- **Data lines**

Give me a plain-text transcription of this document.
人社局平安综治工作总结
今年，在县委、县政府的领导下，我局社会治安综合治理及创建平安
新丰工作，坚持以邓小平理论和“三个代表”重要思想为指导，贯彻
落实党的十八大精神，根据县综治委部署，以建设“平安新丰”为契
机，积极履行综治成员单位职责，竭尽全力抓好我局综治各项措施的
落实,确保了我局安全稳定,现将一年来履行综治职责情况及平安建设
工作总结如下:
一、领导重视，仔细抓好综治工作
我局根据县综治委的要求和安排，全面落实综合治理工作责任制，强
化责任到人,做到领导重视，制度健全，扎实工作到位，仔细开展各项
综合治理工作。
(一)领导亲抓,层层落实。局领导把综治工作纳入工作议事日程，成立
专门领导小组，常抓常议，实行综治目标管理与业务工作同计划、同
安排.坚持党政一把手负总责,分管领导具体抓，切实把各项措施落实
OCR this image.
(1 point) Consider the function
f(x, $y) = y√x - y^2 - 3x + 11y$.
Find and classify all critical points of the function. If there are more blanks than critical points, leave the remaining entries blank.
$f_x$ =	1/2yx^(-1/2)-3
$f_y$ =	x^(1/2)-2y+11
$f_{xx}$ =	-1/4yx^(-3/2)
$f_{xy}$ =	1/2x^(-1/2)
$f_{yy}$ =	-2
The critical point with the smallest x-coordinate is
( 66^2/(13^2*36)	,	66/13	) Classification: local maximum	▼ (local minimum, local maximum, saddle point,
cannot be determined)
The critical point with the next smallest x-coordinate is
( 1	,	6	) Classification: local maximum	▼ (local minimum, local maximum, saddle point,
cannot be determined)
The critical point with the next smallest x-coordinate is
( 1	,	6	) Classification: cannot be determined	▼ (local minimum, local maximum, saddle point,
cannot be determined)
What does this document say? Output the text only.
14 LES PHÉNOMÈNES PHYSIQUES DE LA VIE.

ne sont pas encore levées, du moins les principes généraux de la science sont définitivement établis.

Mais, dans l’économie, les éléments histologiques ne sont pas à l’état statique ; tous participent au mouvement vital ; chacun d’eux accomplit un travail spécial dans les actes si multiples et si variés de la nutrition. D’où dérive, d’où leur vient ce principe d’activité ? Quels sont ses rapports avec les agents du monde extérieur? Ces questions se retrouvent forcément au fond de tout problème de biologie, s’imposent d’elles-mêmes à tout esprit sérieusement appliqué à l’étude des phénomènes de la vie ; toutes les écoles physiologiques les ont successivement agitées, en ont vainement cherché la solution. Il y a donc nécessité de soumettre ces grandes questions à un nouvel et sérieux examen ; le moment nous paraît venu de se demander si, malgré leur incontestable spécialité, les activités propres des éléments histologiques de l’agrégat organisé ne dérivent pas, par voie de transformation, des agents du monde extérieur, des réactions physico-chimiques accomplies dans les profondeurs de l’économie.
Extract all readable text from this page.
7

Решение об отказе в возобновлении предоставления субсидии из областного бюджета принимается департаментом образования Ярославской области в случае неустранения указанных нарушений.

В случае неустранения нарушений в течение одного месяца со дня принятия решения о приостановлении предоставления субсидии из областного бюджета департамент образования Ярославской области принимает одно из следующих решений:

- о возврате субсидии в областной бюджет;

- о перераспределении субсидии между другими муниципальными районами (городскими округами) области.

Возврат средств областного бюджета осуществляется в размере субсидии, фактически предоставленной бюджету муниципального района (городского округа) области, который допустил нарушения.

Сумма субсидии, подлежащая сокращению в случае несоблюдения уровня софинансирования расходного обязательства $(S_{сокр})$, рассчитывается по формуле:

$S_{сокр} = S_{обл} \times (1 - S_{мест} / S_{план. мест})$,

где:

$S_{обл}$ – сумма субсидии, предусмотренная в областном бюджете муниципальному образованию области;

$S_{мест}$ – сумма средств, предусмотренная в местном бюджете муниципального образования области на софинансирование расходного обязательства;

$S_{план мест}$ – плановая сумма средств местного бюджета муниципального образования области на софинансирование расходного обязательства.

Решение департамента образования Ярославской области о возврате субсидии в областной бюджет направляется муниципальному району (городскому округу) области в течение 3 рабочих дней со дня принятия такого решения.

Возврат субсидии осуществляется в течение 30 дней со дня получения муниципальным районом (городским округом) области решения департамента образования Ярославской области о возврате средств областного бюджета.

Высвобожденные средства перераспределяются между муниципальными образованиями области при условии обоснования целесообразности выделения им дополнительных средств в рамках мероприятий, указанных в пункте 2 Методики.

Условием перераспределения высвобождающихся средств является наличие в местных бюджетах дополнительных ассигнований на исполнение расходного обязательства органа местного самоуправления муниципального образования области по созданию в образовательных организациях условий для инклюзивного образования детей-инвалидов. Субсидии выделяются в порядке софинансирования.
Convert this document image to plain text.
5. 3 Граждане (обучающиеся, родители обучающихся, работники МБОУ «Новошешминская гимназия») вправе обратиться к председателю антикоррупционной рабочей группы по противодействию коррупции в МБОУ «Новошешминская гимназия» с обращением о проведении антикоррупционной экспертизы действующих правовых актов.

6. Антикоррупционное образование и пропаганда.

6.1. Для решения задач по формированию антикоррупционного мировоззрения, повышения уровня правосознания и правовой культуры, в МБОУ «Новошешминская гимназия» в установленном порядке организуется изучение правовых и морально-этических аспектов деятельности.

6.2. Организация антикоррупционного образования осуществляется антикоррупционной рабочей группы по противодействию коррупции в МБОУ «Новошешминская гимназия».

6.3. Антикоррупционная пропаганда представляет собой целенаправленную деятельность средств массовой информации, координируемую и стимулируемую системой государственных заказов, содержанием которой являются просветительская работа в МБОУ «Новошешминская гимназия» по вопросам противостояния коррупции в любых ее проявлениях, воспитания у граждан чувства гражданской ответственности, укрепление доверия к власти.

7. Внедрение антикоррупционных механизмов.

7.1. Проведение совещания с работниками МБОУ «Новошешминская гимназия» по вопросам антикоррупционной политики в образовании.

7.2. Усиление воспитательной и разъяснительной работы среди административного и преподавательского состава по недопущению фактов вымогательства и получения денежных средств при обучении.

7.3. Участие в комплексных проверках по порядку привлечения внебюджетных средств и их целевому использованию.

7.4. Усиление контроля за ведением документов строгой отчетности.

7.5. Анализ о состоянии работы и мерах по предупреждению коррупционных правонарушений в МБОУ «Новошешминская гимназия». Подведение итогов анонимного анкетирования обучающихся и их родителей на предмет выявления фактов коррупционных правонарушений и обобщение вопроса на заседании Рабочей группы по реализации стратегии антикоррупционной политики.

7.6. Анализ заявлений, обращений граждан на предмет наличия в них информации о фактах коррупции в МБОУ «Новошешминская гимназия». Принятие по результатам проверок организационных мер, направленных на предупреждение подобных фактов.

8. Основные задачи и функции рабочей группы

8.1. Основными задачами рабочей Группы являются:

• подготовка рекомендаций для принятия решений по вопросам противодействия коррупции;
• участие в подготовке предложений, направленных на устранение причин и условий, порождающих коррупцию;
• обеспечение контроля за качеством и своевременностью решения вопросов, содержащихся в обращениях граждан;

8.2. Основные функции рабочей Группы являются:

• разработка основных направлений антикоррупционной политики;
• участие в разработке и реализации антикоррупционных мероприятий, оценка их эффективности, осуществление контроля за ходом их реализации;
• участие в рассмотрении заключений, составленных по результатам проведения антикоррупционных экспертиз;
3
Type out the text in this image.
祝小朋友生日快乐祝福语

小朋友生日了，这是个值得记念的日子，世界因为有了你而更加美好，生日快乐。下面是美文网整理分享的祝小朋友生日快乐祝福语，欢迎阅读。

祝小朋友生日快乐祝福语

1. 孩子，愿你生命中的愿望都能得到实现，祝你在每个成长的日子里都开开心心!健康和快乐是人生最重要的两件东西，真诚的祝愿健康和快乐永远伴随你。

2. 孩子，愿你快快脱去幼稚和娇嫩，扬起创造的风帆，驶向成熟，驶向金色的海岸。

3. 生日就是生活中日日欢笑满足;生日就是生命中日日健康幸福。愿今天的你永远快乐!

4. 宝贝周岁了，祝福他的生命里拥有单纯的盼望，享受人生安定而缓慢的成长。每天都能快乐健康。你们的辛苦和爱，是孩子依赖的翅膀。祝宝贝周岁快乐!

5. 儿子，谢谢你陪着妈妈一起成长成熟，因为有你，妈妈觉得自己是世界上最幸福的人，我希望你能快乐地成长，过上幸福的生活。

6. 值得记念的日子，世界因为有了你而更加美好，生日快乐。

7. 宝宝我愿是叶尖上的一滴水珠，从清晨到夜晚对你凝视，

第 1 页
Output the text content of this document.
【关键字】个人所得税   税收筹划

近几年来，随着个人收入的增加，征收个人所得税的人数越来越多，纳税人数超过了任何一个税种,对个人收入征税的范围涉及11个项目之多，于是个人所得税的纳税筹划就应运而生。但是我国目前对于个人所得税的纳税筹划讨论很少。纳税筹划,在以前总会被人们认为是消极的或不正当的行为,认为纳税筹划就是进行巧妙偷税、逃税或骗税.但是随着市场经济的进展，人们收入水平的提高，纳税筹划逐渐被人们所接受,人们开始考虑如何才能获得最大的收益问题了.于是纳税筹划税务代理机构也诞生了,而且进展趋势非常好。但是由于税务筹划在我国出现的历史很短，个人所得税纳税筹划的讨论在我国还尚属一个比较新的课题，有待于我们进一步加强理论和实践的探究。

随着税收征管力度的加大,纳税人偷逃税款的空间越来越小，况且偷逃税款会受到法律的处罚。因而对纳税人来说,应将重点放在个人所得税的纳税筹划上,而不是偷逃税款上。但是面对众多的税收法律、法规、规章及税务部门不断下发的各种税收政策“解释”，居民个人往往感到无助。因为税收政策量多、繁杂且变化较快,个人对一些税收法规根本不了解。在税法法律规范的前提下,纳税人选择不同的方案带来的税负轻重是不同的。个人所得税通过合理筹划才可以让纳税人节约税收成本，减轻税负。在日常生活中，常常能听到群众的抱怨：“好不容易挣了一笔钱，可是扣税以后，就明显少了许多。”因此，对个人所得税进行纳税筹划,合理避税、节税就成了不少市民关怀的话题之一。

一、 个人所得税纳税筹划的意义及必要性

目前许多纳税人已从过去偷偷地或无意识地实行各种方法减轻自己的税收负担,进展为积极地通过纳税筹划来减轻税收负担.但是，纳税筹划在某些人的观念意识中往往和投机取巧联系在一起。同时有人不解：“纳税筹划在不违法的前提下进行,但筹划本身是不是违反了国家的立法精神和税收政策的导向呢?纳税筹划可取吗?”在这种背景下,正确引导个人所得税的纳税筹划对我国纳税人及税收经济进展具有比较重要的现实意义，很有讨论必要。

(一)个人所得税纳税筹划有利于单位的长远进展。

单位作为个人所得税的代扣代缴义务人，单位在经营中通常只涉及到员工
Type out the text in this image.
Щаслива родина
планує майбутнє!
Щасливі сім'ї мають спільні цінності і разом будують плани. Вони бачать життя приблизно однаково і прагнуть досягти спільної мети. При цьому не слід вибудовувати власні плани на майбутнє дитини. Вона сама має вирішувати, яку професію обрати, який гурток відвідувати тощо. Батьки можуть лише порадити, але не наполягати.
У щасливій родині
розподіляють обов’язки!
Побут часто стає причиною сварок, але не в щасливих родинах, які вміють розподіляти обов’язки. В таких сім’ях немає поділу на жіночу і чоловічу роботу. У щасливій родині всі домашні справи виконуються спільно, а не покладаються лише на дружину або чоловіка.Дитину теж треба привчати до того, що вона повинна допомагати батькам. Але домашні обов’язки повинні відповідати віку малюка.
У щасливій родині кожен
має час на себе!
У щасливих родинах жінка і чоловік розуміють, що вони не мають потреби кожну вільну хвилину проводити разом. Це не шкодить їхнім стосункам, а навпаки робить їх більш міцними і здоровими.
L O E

- **Work to do**
In the entries above, count every line containing the word "minimum". Write only the total.

- **Correct result**
3